## Stored data entries:
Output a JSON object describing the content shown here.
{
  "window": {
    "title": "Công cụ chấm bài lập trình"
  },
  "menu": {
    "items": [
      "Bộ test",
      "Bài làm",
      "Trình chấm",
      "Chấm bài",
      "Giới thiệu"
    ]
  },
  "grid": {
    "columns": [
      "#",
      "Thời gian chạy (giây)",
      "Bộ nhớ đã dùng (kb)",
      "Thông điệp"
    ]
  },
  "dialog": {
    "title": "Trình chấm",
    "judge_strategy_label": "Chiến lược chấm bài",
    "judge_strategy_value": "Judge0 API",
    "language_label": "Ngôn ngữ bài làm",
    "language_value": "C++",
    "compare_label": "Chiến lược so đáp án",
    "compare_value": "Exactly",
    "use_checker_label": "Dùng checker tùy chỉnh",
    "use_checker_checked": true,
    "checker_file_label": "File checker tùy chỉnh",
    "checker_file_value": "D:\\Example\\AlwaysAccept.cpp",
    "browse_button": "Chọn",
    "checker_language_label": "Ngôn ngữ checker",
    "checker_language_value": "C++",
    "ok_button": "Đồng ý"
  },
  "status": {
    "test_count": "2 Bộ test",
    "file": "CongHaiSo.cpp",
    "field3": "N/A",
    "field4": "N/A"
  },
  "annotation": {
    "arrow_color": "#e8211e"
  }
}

## Goal:
Quote the whole listing above, leaving nothing out.

## Problem solution:
Output a JSON object describing the content shown here.
{
  "window": {
    "title": "Công cụ chấm bài lập trình"
  },
  "menu": {
    "items": [
      "Bộ test",
      "Bài làm",
      "Trình chấm",
      "Chấm bài",
      "Giới thiệu"
    ]
  },
  "grid": {
    "columns": [
      "#",
      "Thời gian chạy (giây)",
      "Bộ nhớ đã dùng (kb)",
      "Thông điệp"
    ]
  },
  "dialog": {
    "title": "Trình chấm",
    "judge_strategy_label": "Chiến lược chấm bài",
    "judge_strategy_value": "Judge0 API",
    "language_label": "Ngôn ngữ bài làm",
    "language_value": "C++",
    "compare_label": "Chiến lược so đáp án",
    "compare_value": "Exactly",
    "use_checker_label": "Dùng checker tùy chỉnh",
    "use_checker_checked": true,
    "checker_file_label": "File checker tùy chỉnh",
    "checker_file_value": "D:\\Example\\AlwaysAccept.cpp",
    "browse_button": "Chọn",
    "checker_language_label": "Ngôn ngữ checker",
    "checker_language_value": "C++",
    "ok_button": "Đồng ý"
  },
  "status": {
    "test_count": "2 Bộ test",
    "file": "CongHaiSo.cpp",
    "field3": "N/A",
    "field4": "N/A"
  },
  "annotation": {
    "arrow_color": "#e8211e"
  }
}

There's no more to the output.